Stated task
Return the records in full, exactly as given.

[Figure data in JSON]
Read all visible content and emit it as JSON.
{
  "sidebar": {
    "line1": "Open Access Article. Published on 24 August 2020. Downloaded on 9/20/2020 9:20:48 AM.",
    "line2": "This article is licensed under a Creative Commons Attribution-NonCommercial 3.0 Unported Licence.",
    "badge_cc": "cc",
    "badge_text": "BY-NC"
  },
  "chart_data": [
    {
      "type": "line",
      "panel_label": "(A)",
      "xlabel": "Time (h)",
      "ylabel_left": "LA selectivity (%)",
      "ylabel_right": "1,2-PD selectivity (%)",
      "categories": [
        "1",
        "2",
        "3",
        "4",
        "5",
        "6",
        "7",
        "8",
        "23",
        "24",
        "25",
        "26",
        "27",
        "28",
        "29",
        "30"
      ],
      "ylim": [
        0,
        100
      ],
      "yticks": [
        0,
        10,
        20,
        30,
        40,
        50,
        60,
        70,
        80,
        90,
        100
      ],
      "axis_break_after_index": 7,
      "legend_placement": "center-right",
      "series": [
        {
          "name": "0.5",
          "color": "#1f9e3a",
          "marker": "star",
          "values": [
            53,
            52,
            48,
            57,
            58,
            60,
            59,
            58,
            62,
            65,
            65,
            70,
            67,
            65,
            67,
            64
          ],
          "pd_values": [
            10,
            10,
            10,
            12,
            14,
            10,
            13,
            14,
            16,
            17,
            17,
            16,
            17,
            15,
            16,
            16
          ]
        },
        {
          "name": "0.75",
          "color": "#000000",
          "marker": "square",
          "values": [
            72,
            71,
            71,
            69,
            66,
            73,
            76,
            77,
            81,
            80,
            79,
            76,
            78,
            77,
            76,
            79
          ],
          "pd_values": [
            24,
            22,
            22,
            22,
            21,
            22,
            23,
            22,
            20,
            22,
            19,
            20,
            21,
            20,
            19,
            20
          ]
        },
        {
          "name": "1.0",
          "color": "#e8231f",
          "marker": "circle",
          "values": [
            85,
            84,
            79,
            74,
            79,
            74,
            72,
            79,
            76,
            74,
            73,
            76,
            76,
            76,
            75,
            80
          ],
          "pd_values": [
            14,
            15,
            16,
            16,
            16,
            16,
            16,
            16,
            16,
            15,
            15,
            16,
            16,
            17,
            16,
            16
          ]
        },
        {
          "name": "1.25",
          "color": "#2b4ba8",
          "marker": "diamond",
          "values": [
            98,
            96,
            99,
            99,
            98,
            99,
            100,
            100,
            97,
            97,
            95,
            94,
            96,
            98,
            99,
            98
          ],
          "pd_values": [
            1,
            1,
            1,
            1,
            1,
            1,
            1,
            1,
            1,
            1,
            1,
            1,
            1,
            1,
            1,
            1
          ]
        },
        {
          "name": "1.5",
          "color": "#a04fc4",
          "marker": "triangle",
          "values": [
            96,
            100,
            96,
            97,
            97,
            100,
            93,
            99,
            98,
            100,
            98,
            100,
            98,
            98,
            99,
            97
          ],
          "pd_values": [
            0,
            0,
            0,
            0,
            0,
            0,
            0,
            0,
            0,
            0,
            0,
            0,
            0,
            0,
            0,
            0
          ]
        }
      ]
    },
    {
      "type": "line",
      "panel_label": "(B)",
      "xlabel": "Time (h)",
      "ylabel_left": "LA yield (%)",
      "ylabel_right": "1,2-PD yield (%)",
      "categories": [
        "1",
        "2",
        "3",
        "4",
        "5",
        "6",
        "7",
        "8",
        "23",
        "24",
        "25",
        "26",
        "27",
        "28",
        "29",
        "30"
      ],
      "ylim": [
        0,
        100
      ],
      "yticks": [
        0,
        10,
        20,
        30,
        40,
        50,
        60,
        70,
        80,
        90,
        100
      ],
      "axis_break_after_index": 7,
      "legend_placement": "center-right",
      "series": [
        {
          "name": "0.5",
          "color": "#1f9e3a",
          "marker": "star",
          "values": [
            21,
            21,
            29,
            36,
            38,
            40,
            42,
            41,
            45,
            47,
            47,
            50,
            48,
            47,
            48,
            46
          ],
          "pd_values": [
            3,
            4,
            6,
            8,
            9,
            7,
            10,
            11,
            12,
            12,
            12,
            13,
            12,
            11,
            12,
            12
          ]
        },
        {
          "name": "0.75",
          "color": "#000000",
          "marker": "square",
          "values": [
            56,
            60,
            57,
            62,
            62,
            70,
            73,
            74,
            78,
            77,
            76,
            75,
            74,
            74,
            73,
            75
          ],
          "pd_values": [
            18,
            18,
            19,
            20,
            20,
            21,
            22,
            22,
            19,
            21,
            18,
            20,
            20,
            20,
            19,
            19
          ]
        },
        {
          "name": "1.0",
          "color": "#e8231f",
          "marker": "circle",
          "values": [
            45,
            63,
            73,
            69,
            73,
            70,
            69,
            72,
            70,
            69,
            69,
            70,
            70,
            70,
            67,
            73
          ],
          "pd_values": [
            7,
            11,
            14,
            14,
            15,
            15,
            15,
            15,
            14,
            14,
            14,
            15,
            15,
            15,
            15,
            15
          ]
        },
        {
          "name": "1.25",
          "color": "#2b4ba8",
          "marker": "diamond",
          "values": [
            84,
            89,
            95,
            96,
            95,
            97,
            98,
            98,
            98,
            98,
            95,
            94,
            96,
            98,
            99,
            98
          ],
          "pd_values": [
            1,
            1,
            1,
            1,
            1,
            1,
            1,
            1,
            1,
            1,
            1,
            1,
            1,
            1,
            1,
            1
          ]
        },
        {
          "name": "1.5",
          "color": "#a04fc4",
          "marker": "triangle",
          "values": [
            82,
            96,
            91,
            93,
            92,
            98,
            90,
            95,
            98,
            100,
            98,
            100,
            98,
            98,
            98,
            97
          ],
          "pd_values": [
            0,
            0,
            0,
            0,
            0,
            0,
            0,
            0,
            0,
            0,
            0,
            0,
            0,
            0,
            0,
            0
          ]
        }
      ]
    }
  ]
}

Written answer
Read all visible content and emit it as JSON.
{
  "sidebar": {
    "line1": "Open Access Article. Published on 24 August 2020. Downloaded on 9/20/2020 9:20:48 AM.",
    "line2": "This article is licensed under a Creative Commons Attribution-NonCommercial 3.0 Unported Licence.",
    "badge_cc": "cc",
    "badge_text": "BY-NC"
  },
  "chart_data": [
    {
      "type": "line",
      "panel_label": "(A)",
      "xlabel": "Time (h)",
      "ylabel_left": "LA selectivity (%)",
      "ylabel_right": "1,2-PD selectivity (%)",
      "categories": [
        "1",
        "2",
        "3",
        "4",
        "5",
        "6",
        "7",
        "8",
        "23",
        "24",
        "25",
        "26",
        "27",
        "28",
        "29",
        "30"
      ],
      "ylim": [
        0,
        100
      ],
      "yticks": [
        0,
        10,
        20,
        30,
        40,
        50,
        60,
        70,
        80,
        90,
        100
      ],
      "axis_break_after_index": 7,
      "legend_placement": "center-right",
      "series": [
        {
          "name": "0.5",
          "color": "#1f9e3a",
          "marker": "star",
          "values": [
            53,
            52,
            48,
            57,
            58,
            60,
            59,
            58,
            62,
            65,
            65,
            70,
            67,
            65,
            67,
            64
          ],
          "pd_values": [
            10,
            10,
            10,
            12,
            14,
            10,
            13,
            14,
            16,
            17,
            17,
            16,
            17,
            15,
            16,
            16
          ]
        },
        {
          "name": "0.75",
          "color": "#000000",
          "marker": "square",
          "values": [
            72,
            71,
            71,
            69,
            66,
            73,
            76,
            77,
            81,
            80,
            79,
            76,
            78,
            77,
            76,
            79
          ],
          "pd_values": [
            24,
            22,
            22,
            22,
            21,
            22,
            23,
            22,
            20,
            22,
            19,
            20,
            21,
            20,
            19,
            20
          ]
        },
        {
          "name": "1.0",
          "color": "#e8231f",
          "marker": "circle",
          "values": [
            85,
            84,
            79,
            74,
            79,
            74,
            72,
            79,
            76,
            74,
            73,
            76,
            76,
            76,
            75,
            80
          ],
          "pd_values": [
            14,
            15,
            16,
            16,
            16,
            16,
            16,
            16,
            16,
            15,
            15,
            16,
            16,
            17,
            16,
            16
          ]
        },
        {
          "name": "1.25",
          "color": "#2b4ba8",
          "marker": "diamond",
          "values": [
            98,
            96,
            99,
            99,
            98,
            99,
            100,
            100,
            97,
            97,
            95,
            94,
            96,
            98,
            99,
            98
          ],
          "pd_values": [
            1,
            1,
            1,
            1,
            1,
            1,
            1,
            1,
            1,
            1,
            1,
            1,
            1,
            1,
            1,
            1
          ]
        },
        {
          "name": "1.5",
          "color": "#a04fc4",
          "marker": "triangle",
          "values": [
            96,
            100,
            96,
            97,
            97,
            100,
            93,
            99,
            98,
            100,
            98,
            100,
            98,
            98,
            99,
            97
          ],
          "pd_values": [
            0,
            0,
            0,
            0,
            0,
            0,
            0,
            0,
            0,
            0,
            0,
            0,
            0,
            0,
            0,
            0
          ]
        }
      ]
    },
    {
      "type": "line",
      "panel_label": "(B)",
      "xlabel": "Time (h)",
      "ylabel_left": "LA yield (%)",
      "ylabel_right": "1,2-PD yield (%)",
      "categories": [
        "1",
        "2",
        "3",
        "4",
        "5",
        "6",
        "7",
        "8",
        "23",
        "24",
        "25",
        "26",
        "27",
        "28",
        "29",
        "30"
      ],
      "ylim": [
        0,
        100
      ],
      "yticks": [
        0,
        10,
        20,
        30,
        40,
        50,
        60,
        70,
        80,
        90,
        100
      ],
      "axis_break_after_index": 7,
      "legend_placement": "center-right",
      "series": [
        {
          "name": "0.5",
          "color": "#1f9e3a",
          "marker": "star",
          "values": [
            21,
            21,
            29,
            36,
            38,
            40,
            42,
            41,
            45,
            47,
            47,
            50,
            48,
            47,
            48,
            46
          ],
          "pd_values": [
            3,
            4,
            6,
            8,
            9,
            7,
            10,
            11,
            12,
            12,
            12,
            13,
            12,
            11,
            12,
            12
          ]
        },
        {
          "name": "0.75",
          "color": "#000000",
          "marker": "square",
          "values": [
            56,
            60,
            57,
            62,
            62,
            70,
            73,
            74,
            78,
            77,
            76,
            75,
            74,
            74,
            73,
            75
          ],
          "pd_values": [
            18,
            18,
            19,
            20,
            20,
            21,
            22,
            22,
            19,
            21,
            18,
            20,
            20,
            20,
            19,
            19
          ]
        },
        {
          "name": "1.0",
          "color": "#e8231f",
          "marker": "circle",
          "values": [
            45,
            63,
            73,
            69,
            73,
            70,
            69,
            72,
            70,
            69,
            69,
            70,
            70,
            70,
            67,
            73
          ],
          "pd_values": [
            7,
            11,
            14,
            14,
            15,
            15,
            15,
            15,
            14,
            14,
            14,
            15,
            15,
            15,
            15,
            15
          ]
        },
        {
          "name": "1.25",
          "color": "#2b4ba8",
          "marker": "diamond",
          "values": [
            84,
            89,
            95,
            96,
            95,
            97,
            98,
            98,
            98,
            98,
            95,
            94,
            96,
            98,
            99,
            98
          ],
          "pd_values": [
            1,
            1,
            1,
            1,
            1,
            1,
            1,
            1,
            1,
            1,
            1,
            1,
            1,
            1,
            1,
            1
          ]
        },
        {
          "name": "1.5",
          "color": "#a04fc4",
          "marker": "triangle",
          "values": [
            82,
            96,
            91,
            93,
            92,
            98,
            90,
            95,
            98,
            100,
            98,
            100,
            98,
            98,
            98,
            97
          ],
          "pd_values": [
            0,
            0,
            0,
            0,
            0,
            0,
            0,
            0,
            0,
            0,
            0,
            0,
            0,
            0,
            0,
            0
          ]
        }
      ]
    }
  ]
}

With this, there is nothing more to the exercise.